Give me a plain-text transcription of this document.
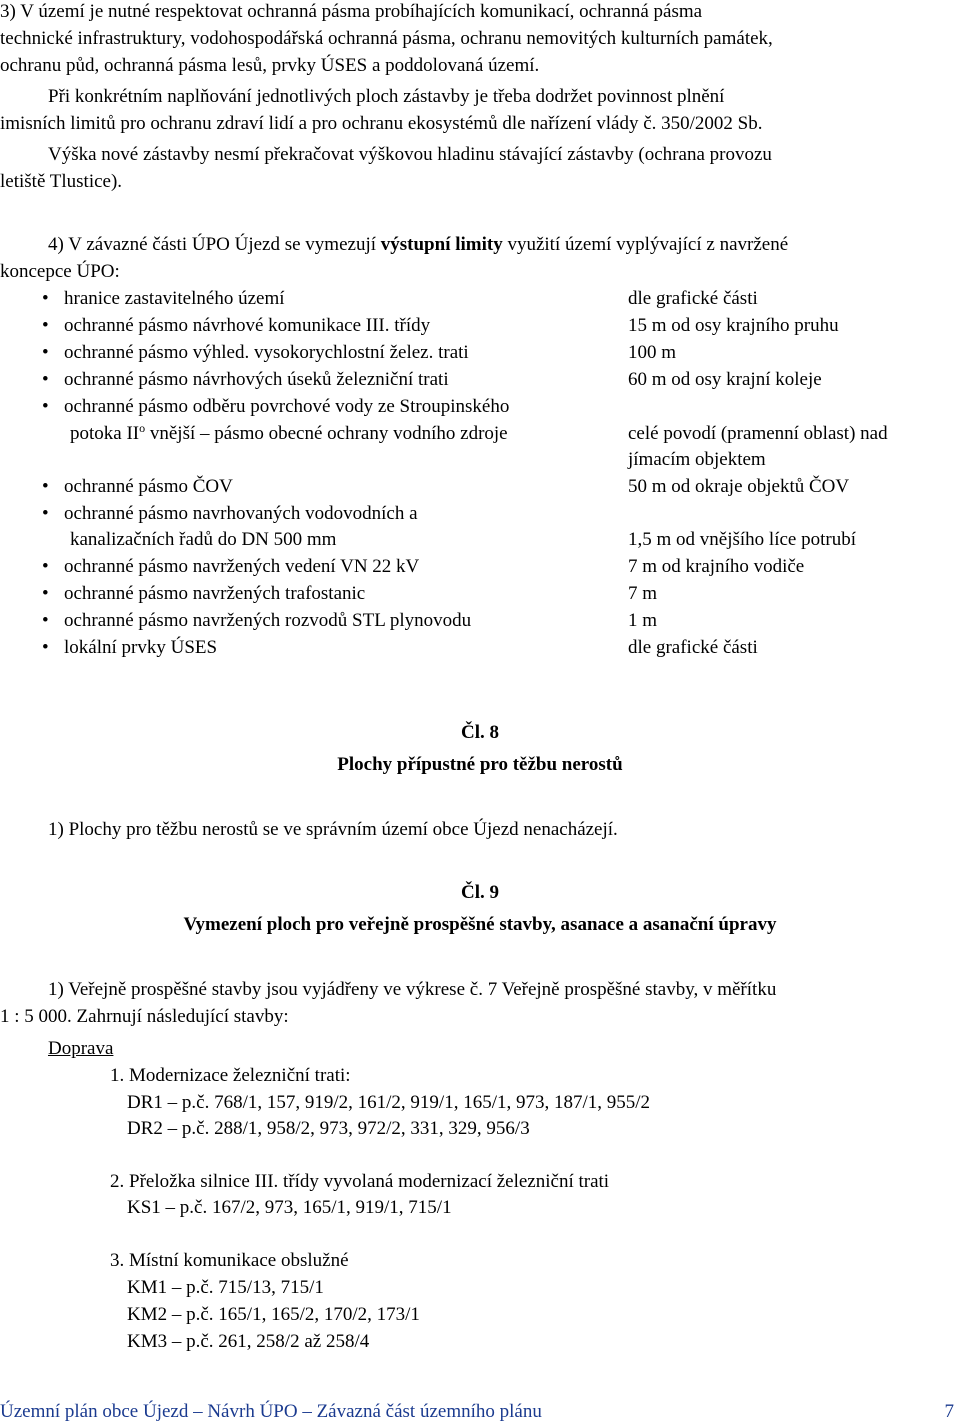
3) V území je nutné respektovat ochranná pásma probíhajících komunikací, ochranná pásma
technické infrastruktury, vodohospodářská ochranná pásma, ochranu nemovitých kulturních památek,
ochranu půd, ochranná pásma lesů, prvky ÚSES a poddolovaná území.
Při konkrétním naplňování jednotlivých ploch zástavby je třeba dodržet povinnost plnění
imisních limitů pro ochranu zdraví lidí a pro ochranu ekosystémů dle nařízení vlády č. 350/2002 Sb.
Výška nové zástavby nesmí překračovat výškovou hladinu stávající zástavby (ochrana provozu
letiště Tlustice).
4) V závazné části ÚPO Újezd se vymezují výstupní limity využití území vyplývající z navržené
koncepce ÚPO:
• hranice zastavitelného území	dle grafické části
• ochranné pásmo návrhové komunikace III. třídy	15 m od osy krajního pruhu
• ochranné pásmo výhled. vysokorychlostní želez. trati	100 m
• ochranné pásmo návrhových úseků železniční trati	60 m od osy krajní koleje
• ochranné pásmo odběru povrchové vody ze Stroupinského
potoka $II^o$ vnější – pásmo obecné ochrany vodního zdroje	celé povodí (pramenní oblast) nad
jímacím objektem
• ochranné pásmo ČOV	50 m od okraje objektů ČOV
• ochranné pásmo navrhovaných vodovodních a
kanalizačních řadů do DN 500 mm	1,5 m od vnějšího líce potrubí
• ochranné pásmo navržených vedení VN 22 kV	7 m od krajního vodiče
• ochranné pásmo navržených trafostanic	7 m
• ochranné pásmo navržených rozvodů STL plynovodu	1 m
• lokální prvky ÚSES	dle grafické části
Čl. 8
Plochy přípustné pro těžbu nerostů
1) Plochy pro těžbu nerostů se ve správním území obce Újezd nenacházejí.
Čl. 9
Vymezení ploch pro veřejně prospěšné stavby, asanace a asanační úpravy
1) Veřejně prospěšné stavby jsou vyjádřeny ve výkrese č. 7 Veřejně prospěšné stavby, v měřítku
1 : 5 000. Zahrnují následující stavby:
Doprava
1. Modernizace železniční trati:
DR1 – p.č. 768/1, 157, 919/2, 161/2, 919/1, 165/1, 973, 187/1, 955/2
DR2 – p.č. 288/1, 958/2, 973, 972/2, 331, 329, 956/3
2. Přeložka silnice III. třídy vyvolaná modernizací železniční trati
KS1 – p.č. 167/2, 973, 165/1, 919/1, 715/1
3. Místní komunikace obslužné
KM1 – p.č. 715/13, 715/1
KM2 – p.č. 165/1, 165/2, 170/2, 173/1
KM3 – p.č. 261, 258/2 až 258/4
Územní plán obce Újezd – Návrh ÚPO – Závazná část územního plánu	7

Written problem >>
Set down every entry word for word, but omit the pictures.

Worked solution >>
Give me a plain-text transcription of this document.
3) V území je nutné respektovat ochranná pásma probíhajících komunikací, ochranná pásma
technické infrastruktury, vodohospodářská ochranná pásma, ochranu nemovitých kulturních památek,
ochranu půd, ochranná pásma lesů, prvky ÚSES a poddolovaná území.
Při konkrétním naplňování jednotlivých ploch zástavby je třeba dodržet povinnost plnění
imisních limitů pro ochranu zdraví lidí a pro ochranu ekosystémů dle nařízení vlády č. 350/2002 Sb.
Výška nové zástavby nesmí překračovat výškovou hladinu stávající zástavby (ochrana provozu
letiště Tlustice).
4) V závazné části ÚPO Újezd se vymezují výstupní limity využití území vyplývající z navržené
koncepce ÚPO:
• hranice zastavitelného území	dle grafické části
• ochranné pásmo návrhové komunikace III. třídy	15 m od osy krajního pruhu
• ochranné pásmo výhled. vysokorychlostní želez. trati	100 m
• ochranné pásmo návrhových úseků železniční trati	60 m od osy krajní koleje
• ochranné pásmo odběru povrchové vody ze Stroupinského
potoka $II^o$ vnější – pásmo obecné ochrany vodního zdroje	celé povodí (pramenní oblast) nad
jímacím objektem
• ochranné pásmo ČOV	50 m od okraje objektů ČOV
• ochranné pásmo navrhovaných vodovodních a
kanalizačních řadů do DN 500 mm	1,5 m od vnějšího líce potrubí
• ochranné pásmo navržených vedení VN 22 kV	7 m od krajního vodiče
• ochranné pásmo navržených trafostanic	7 m
• ochranné pásmo navržených rozvodů STL plynovodu	1 m
• lokální prvky ÚSES	dle grafické části
Čl. 8
Plochy přípustné pro těžbu nerostů
1) Plochy pro těžbu nerostů se ve správním území obce Újezd nenacházejí.
Čl. 9
Vymezení ploch pro veřejně prospěšné stavby, asanace a asanační úpravy
1) Veřejně prospěšné stavby jsou vyjádřeny ve výkrese č. 7 Veřejně prospěšné stavby, v měřítku
1 : 5 000. Zahrnují následující stavby:
Doprava
1. Modernizace železniční trati:
DR1 – p.č. 768/1, 157, 919/2, 161/2, 919/1, 165/1, 973, 187/1, 955/2
DR2 – p.č. 288/1, 958/2, 973, 972/2, 331, 329, 956/3
2. Přeložka silnice III. třídy vyvolaná modernizací železniční trati
KS1 – p.č. 167/2, 973, 165/1, 919/1, 715/1
3. Místní komunikace obslužné
KM1 – p.č. 715/13, 715/1
KM2 – p.č. 165/1, 165/2, 170/2, 173/1
KM3 – p.č. 261, 258/2 až 258/4
Územní plán obce Újezd – Návrh ÚPO – Závazná část územního plánu	7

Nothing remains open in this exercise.